▶ **Request**:
Transcribe the records below exactly, leaving out any pictures.

▶ **Data section**:
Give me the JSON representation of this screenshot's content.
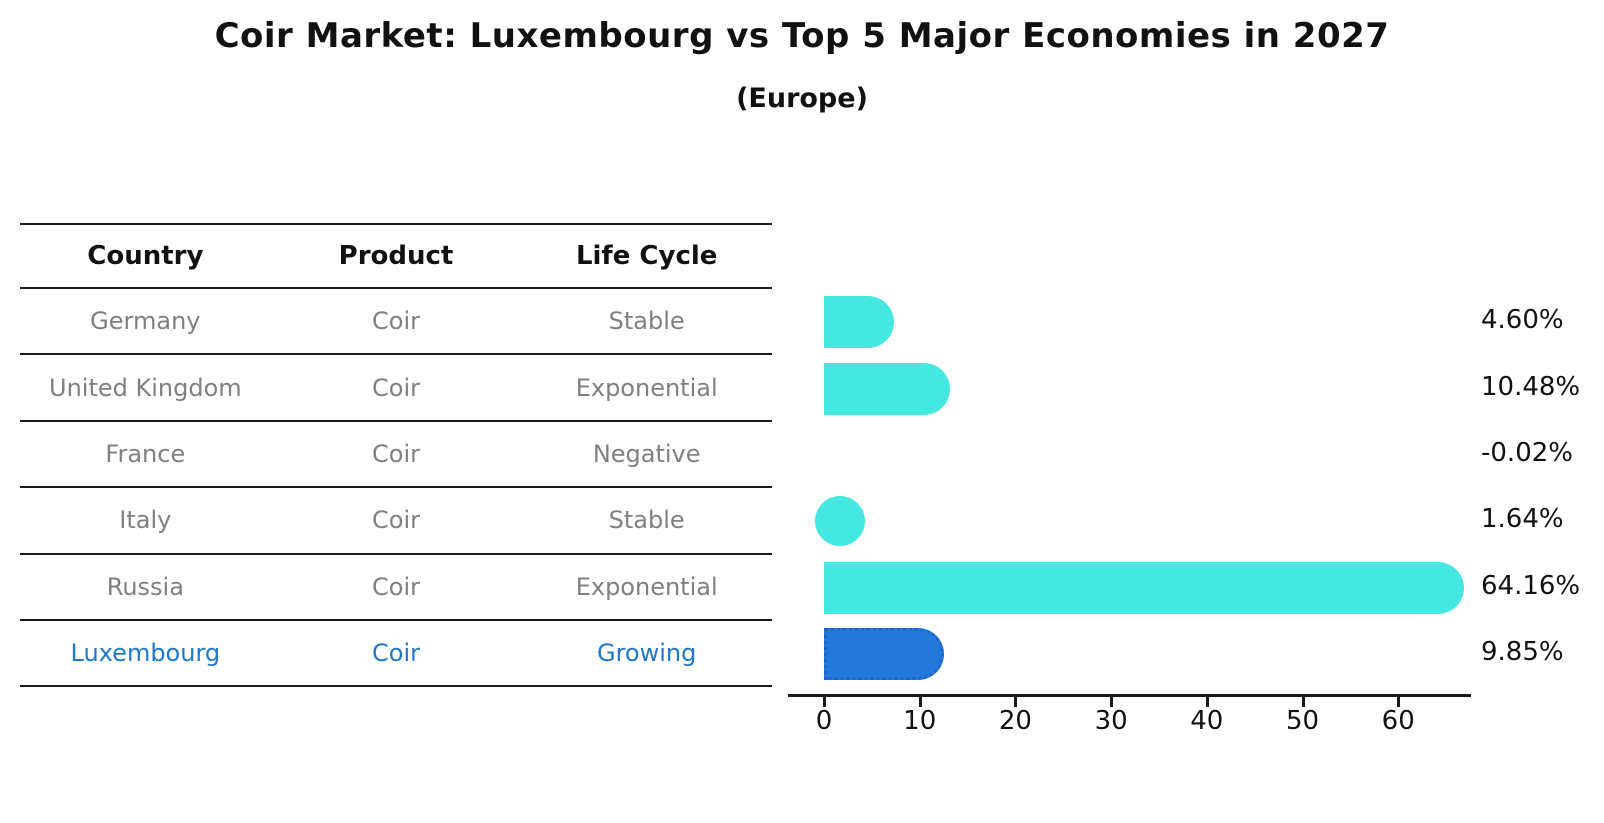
{
  "title": "Coir Market: Luxembourg vs Top 5 Major Economies in 2027",
  "subtitle": "(Europe)",
  "table": {
    "headers": [
      "Country",
      "Product",
      "Life Cycle"
    ],
    "rows": [
      {
        "country": "Germany",
        "product": "Coir",
        "life_cycle": "Stable",
        "highlight": false
      },
      {
        "country": "United Kingdom",
        "product": "Coir",
        "life_cycle": "Exponential",
        "highlight": false
      },
      {
        "country": "France",
        "product": "Coir",
        "life_cycle": "Negative",
        "highlight": false
      },
      {
        "country": "Italy",
        "product": "Coir",
        "life_cycle": "Stable",
        "highlight": false
      },
      {
        "country": "Russia",
        "product": "Coir",
        "life_cycle": "Exponential",
        "highlight": false
      },
      {
        "country": "Luxembourg",
        "product": "Coir",
        "life_cycle": "Growing",
        "highlight": true
      }
    ]
  },
  "chart_data": {
    "type": "bar",
    "orientation": "horizontal",
    "title": "Coir Market: Luxembourg vs Top 5 Major Economies in 2027 (Europe)",
    "categories": [
      "Germany",
      "United Kingdom",
      "France",
      "Italy",
      "Russia",
      "Luxembourg"
    ],
    "values": [
      4.6,
      10.48,
      -0.02,
      1.64,
      64.16,
      9.85
    ],
    "value_labels": [
      "4.60%",
      "10.48%",
      "-0.02%",
      "1.64%",
      "64.16%",
      "9.85%"
    ],
    "x_ticks": [
      0,
      10,
      20,
      30,
      40,
      50,
      60
    ],
    "xlim": [
      0,
      67.5
    ],
    "grid": false,
    "legend": "none",
    "highlight_index": 5,
    "bar_color": "#45E8E0",
    "highlight_bar_color": "#2478DB",
    "highlight_bar_edge_color": "#1B66C9",
    "highlight_text_color": "#1F78C8",
    "text_color": "#111111",
    "muted_text_color": "#808080"
  }
}
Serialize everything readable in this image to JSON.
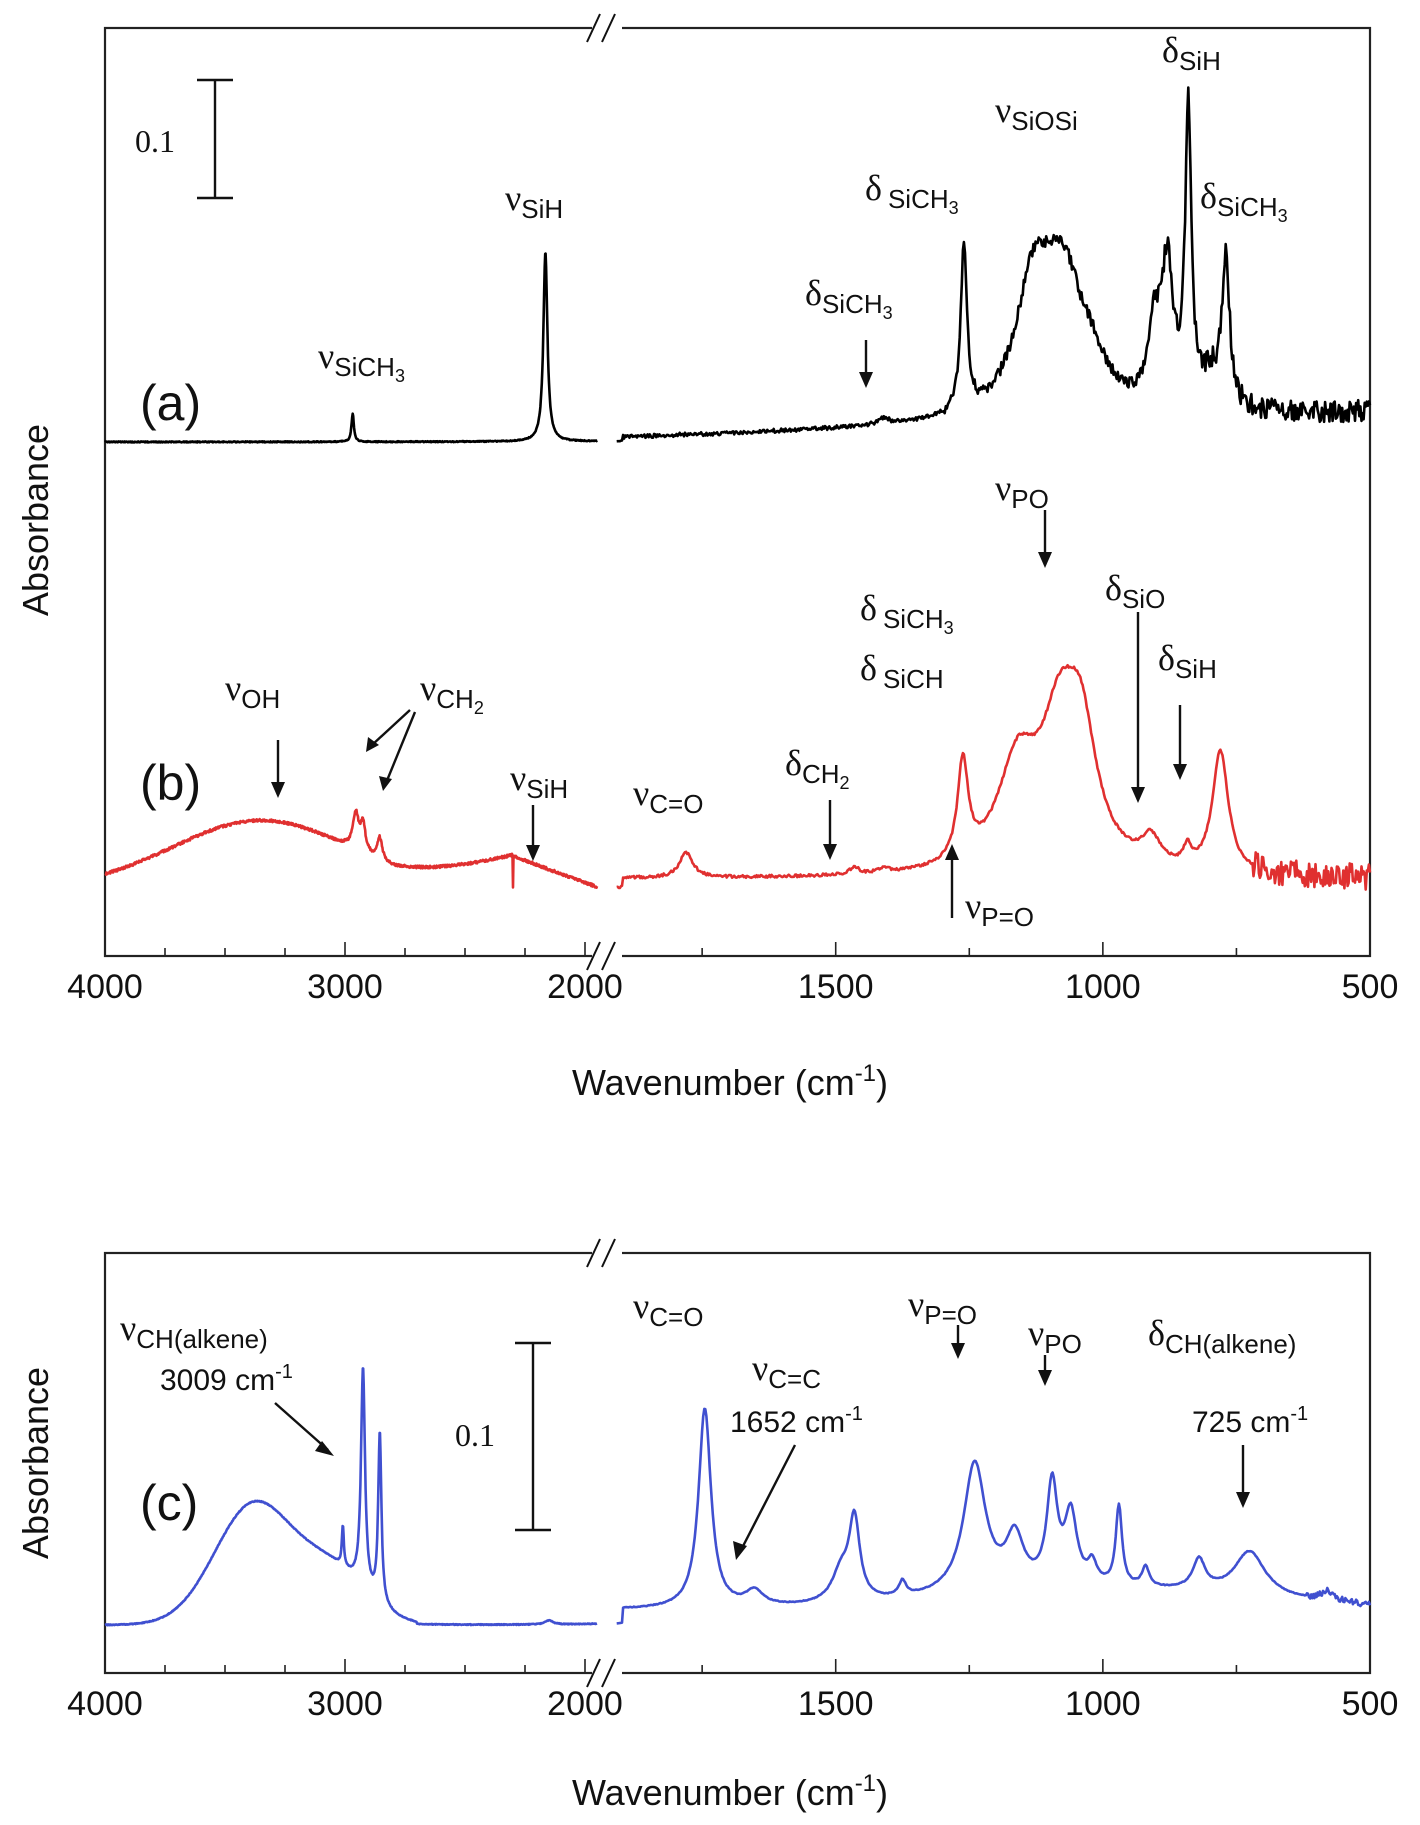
{
  "chart_data": [
    {
      "type": "line",
      "panel_label": "(a)",
      "ylabel": "Absorbance",
      "xlabel": "Wavenumber (cm-1)",
      "xlim": [
        4000,
        500
      ],
      "x_break": [
        1950,
        1900
      ],
      "x_ticks": [
        "4000",
        "3000",
        "2000",
        "1500",
        "1000",
        "500"
      ],
      "scale_bar": "0.1",
      "series": [
        {
          "color": "#000000",
          "peaks": [
            {
              "x": 2970,
              "y": 0.02
            },
            {
              "x": 2165,
              "y": 0.23
            },
            {
              "x": 1410,
              "y": 0.02
            },
            {
              "x": 1260,
              "y": 0.23
            },
            {
              "x": 1090,
              "y": 0.33
            },
            {
              "x": 890,
              "y": 0.27
            },
            {
              "x": 840,
              "y": 0.37
            },
            {
              "x": 770,
              "y": 0.16
            }
          ]
        }
      ],
      "annotations": [
        {
          "greek": "ν",
          "sub": "SiCH",
          "sub2": "3"
        },
        {
          "greek": "ν",
          "sub": "SiH"
        },
        {
          "greek": "δ",
          "sub": "SiCH",
          "sub2": "3"
        },
        {
          "greek": "δ",
          "sub": "SiCH",
          "sub2": "3"
        },
        {
          "greek": "ν",
          "sub": "SiOSi"
        },
        {
          "greek": "δ",
          "sub": "SiH"
        },
        {
          "greek": "δ",
          "sub": "SiCH",
          "sub2": "3"
        }
      ]
    },
    {
      "type": "line",
      "panel_label": "(b)",
      "ylabel": "Absorbance",
      "xlabel": "Wavenumber (cm-1)",
      "xlim": [
        4000,
        500
      ],
      "x_break": [
        1950,
        1900
      ],
      "x_ticks": [
        "4000",
        "3000",
        "2000",
        "1500",
        "1000",
        "500"
      ],
      "series": [
        {
          "color": "#e03030",
          "peaks": [
            {
              "x": 3300,
              "y": 0.08
            },
            {
              "x": 2950,
              "y": 0.11
            },
            {
              "x": 1780,
              "y": 0.04
            },
            {
              "x": 1465,
              "y": 0.01
            },
            {
              "x": 1260,
              "y": 0.13
            },
            {
              "x": 1050,
              "y": 0.29
            },
            {
              "x": 910,
              "y": 0.03
            },
            {
              "x": 780,
              "y": 0.15
            }
          ]
        }
      ],
      "annotations": [
        {
          "greek": "ν",
          "sub": "OH"
        },
        {
          "greek": "ν",
          "sub": "CH",
          "sub2": "2"
        },
        {
          "greek": "ν",
          "sub": "SiH"
        },
        {
          "greek": "ν",
          "sub": "C=O"
        },
        {
          "greek": "δ",
          "sub": "CH",
          "sub2": "2"
        },
        {
          "greek": "δ",
          "sub": "SiCH",
          "sub2": "3"
        },
        {
          "greek": "δ",
          "sub": "SiCH"
        },
        {
          "greek": "ν",
          "sub": "PO"
        },
        {
          "greek": "δ",
          "sub": "SiO"
        },
        {
          "greek": "δ",
          "sub": "SiH"
        },
        {
          "greek": "ν",
          "sub": "P=O"
        }
      ]
    },
    {
      "type": "line",
      "panel_label": "(c)",
      "ylabel": "Absorbance",
      "xlabel": "Wavenumber (cm-1)",
      "xlim": [
        4000,
        500
      ],
      "x_break": [
        1950,
        1900
      ],
      "x_ticks": [
        "4000",
        "3000",
        "2000",
        "1500",
        "1000",
        "500"
      ],
      "scale_bar": "0.1",
      "series": [
        {
          "color": "#4050d0",
          "peaks": [
            {
              "x": 3380,
              "y": 0.13
            },
            {
              "x": 3009,
              "y": 0.04
            },
            {
              "x": 2925,
              "y": 0.25
            },
            {
              "x": 2855,
              "y": 0.18
            },
            {
              "x": 1745,
              "y": 0.22
            },
            {
              "x": 1652,
              "y": 0.03
            },
            {
              "x": 1465,
              "y": 0.09
            },
            {
              "x": 1240,
              "y": 0.17
            },
            {
              "x": 1165,
              "y": 0.07
            },
            {
              "x": 1095,
              "y": 0.14
            },
            {
              "x": 1060,
              "y": 0.1
            },
            {
              "x": 970,
              "y": 0.09
            },
            {
              "x": 725,
              "y": 0.06
            }
          ]
        }
      ],
      "annotations": [
        {
          "greek": "ν",
          "sub": "CH(alkene)"
        },
        {
          "text": "3009 cm",
          "sup": "-1"
        },
        {
          "greek": "ν",
          "sub": "C=O"
        },
        {
          "greek": "ν",
          "sub": "C=C"
        },
        {
          "text": "1652 cm",
          "sup": "-1"
        },
        {
          "greek": "ν",
          "sub": "P=O"
        },
        {
          "greek": "ν",
          "sub": "PO"
        },
        {
          "greek": "δ",
          "sub": "CH(alkene)"
        },
        {
          "text": "725 cm",
          "sup": "-1"
        }
      ]
    }
  ]
}
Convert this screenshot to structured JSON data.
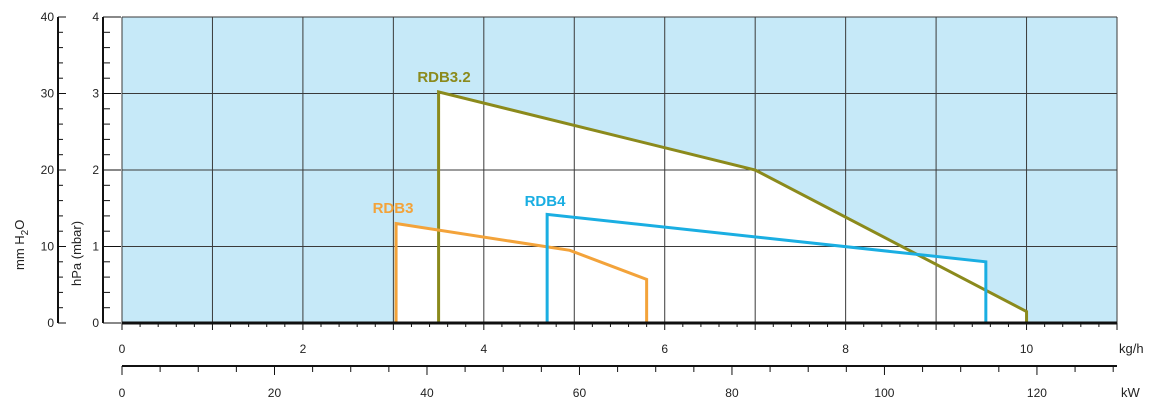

▶ **Finished answer**:
Give me the JSON representation of this screenshot's content.
{
  "title": "Coir Market: Luxembourg vs Top 5 Major Economies in 2027",
  "subtitle": "(Europe)",
  "table": {
    "headers": [
      "Country",
      "Product",
      "Life Cycle"
    ],
    "rows": [
      {
        "country": "Germany",
        "product": "Coir",
        "life_cycle": "Stable",
        "highlight": false
      },
      {
        "country": "United Kingdom",
        "product": "Coir",
        "life_cycle": "Exponential",
        "highlight": false
      },
      {
        "country": "France",
        "product": "Coir",
        "life_cycle": "Negative",
        "highlight": false
      },
      {
        "country": "Italy",
        "product": "Coir",
        "life_cycle": "Stable",
        "highlight": false
      },
      {
        "country": "Russia",
        "product": "Coir",
        "life_cycle": "Exponential",
        "highlight": false
      },
      {
        "country": "Luxembourg",
        "product": "Coir",
        "life_cycle": "Growing",
        "highlight": true
      }
    ]
  },
  "chart_data": {
    "type": "bar",
    "orientation": "horizontal",
    "title": "Coir Market: Luxembourg vs Top 5 Major Economies in 2027 (Europe)",
    "categories": [
      "Germany",
      "United Kingdom",
      "France",
      "Italy",
      "Russia",
      "Luxembourg"
    ],
    "values": [
      4.6,
      10.48,
      -0.02,
      1.64,
      64.16,
      9.85
    ],
    "value_labels": [
      "4.60%",
      "10.48%",
      "-0.02%",
      "1.64%",
      "64.16%",
      "9.85%"
    ],
    "x_ticks": [
      0,
      10,
      20,
      30,
      40,
      50,
      60
    ],
    "xlim": [
      0,
      67.5
    ],
    "grid": false,
    "legend": "none",
    "highlight_index": 5,
    "bar_color": "#45E8E0",
    "highlight_bar_color": "#2478DB",
    "highlight_bar_edge_color": "#1B66C9",
    "highlight_text_color": "#1F78C8",
    "text_color": "#111111",
    "muted_text_color": "#808080"
  }
}
Serialize everything readable in this image to JSON.
{
  "chart_data": [
    {
      "type": "line",
      "panel_label": "(a)",
      "ylabel": "Absorbance",
      "xlabel": "Wavenumber (cm-1)",
      "xlim": [
        4000,
        500
      ],
      "x_break": [
        1950,
        1900
      ],
      "x_ticks": [
        "4000",
        "3000",
        "2000",
        "1500",
        "1000",
        "500"
      ],
      "scale_bar": "0.1",
      "series": [
        {
          "color": "#000000",
          "peaks": [
            {
              "x": 2970,
              "y": 0.02
            },
            {
              "x": 2165,
              "y": 0.23
            },
            {
              "x": 1410,
              "y": 0.02
            },
            {
              "x": 1260,
              "y": 0.23
            },
            {
              "x": 1090,
              "y": 0.33
            },
            {
              "x": 890,
              "y": 0.27
            },
            {
              "x": 840,
              "y": 0.37
            },
            {
              "x": 770,
              "y": 0.16
            }
          ]
        }
      ],
      "annotations": [
        {
          "greek": "ν",
          "sub": "SiCH",
          "sub2": "3"
        },
        {
          "greek": "ν",
          "sub": "SiH"
        },
        {
          "greek": "δ",
          "sub": "SiCH",
          "sub2": "3"
        },
        {
          "greek": "δ",
          "sub": "SiCH",
          "sub2": "3"
        },
        {
          "greek": "ν",
          "sub": "SiOSi"
        },
        {
          "greek": "δ",
          "sub": "SiH"
        },
        {
          "greek": "δ",
          "sub": "SiCH",
          "sub2": "3"
        }
      ]
    },
    {
      "type": "line",
      "panel_label": "(b)",
      "ylabel": "Absorbance",
      "xlabel": "Wavenumber (cm-1)",
      "xlim": [
        4000,
        500
      ],
      "x_break": [
        1950,
        1900
      ],
      "x_ticks": [
        "4000",
        "3000",
        "2000",
        "1500",
        "1000",
        "500"
      ],
      "series": [
        {
          "color": "#e03030",
          "peaks": [
            {
              "x": 3300,
              "y": 0.08
            },
            {
              "x": 2950,
              "y": 0.11
            },
            {
              "x": 1780,
              "y": 0.04
            },
            {
              "x": 1465,
              "y": 0.01
            },
            {
              "x": 1260,
              "y": 0.13
            },
            {
              "x": 1050,
              "y": 0.29
            },
            {
              "x": 910,
              "y": 0.03
            },
            {
              "x": 780,
              "y": 0.15
            }
          ]
        }
      ],
      "annotations": [
        {
          "greek": "ν",
          "sub": "OH"
        },
        {
          "greek": "ν",
          "sub": "CH",
          "sub2": "2"
        },
        {
          "greek": "ν",
          "sub": "SiH"
        },
        {
          "greek": "ν",
          "sub": "C=O"
        },
        {
          "greek": "δ",
          "sub": "CH",
          "sub2": "2"
        },
        {
          "greek": "δ",
          "sub": "SiCH",
          "sub2": "3"
        },
        {
          "greek": "δ",
          "sub": "SiCH"
        },
        {
          "greek": "ν",
          "sub": "PO"
        },
        {
          "greek": "δ",
          "sub": "SiO"
        },
        {
          "greek": "δ",
          "sub": "SiH"
        },
        {
          "greek": "ν",
          "sub": "P=O"
        }
      ]
    },
    {
      "type": "line",
      "panel_label": "(c)",
      "ylabel": "Absorbance",
      "xlabel": "Wavenumber (cm-1)",
      "xlim": [
        4000,
        500
      ],
      "x_break": [
        1950,
        1900
      ],
      "x_ticks": [
        "4000",
        "3000",
        "2000",
        "1500",
        "1000",
        "500"
      ],
      "scale_bar": "0.1",
      "series": [
        {
          "color": "#4050d0",
          "peaks": [
            {
              "x": 3380,
              "y": 0.13
            },
            {
              "x": 3009,
              "y": 0.04
            },
            {
              "x": 2925,
              "y": 0.25
            },
            {
              "x": 2855,
              "y": 0.18
            },
            {
              "x": 1745,
              "y": 0.22
            },
            {
              "x": 1652,
              "y": 0.03
            },
            {
              "x": 1465,
              "y": 0.09
            },
            {
              "x": 1240,
              "y": 0.17
            },
            {
              "x": 1165,
              "y": 0.07
            },
            {
              "x": 1095,
              "y": 0.14
            },
            {
              "x": 1060,
              "y": 0.1
            },
            {
              "x": 970,
              "y": 0.09
            },
            {
              "x": 725,
              "y": 0.06
            }
          ]
        }
      ],
      "annotations": [
        {
          "greek": "ν",
          "sub": "CH(alkene)"
        },
        {
          "text": "3009 cm",
          "sup": "-1"
        },
        {
          "greek": "ν",
          "sub": "C=O"
        },
        {
          "greek": "ν",
          "sub": "C=C"
        },
        {
          "text": "1652 cm",
          "sup": "-1"
        },
        {
          "greek": "ν",
          "sub": "P=O"
        },
        {
          "greek": "ν",
          "sub": "PO"
        },
        {
          "greek": "δ",
          "sub": "CH(alkene)"
        },
        {
          "text": "725 cm",
          "sup": "-1"
        }
      ]
    }
  ]
}
Convert this screenshot to structured JSON data.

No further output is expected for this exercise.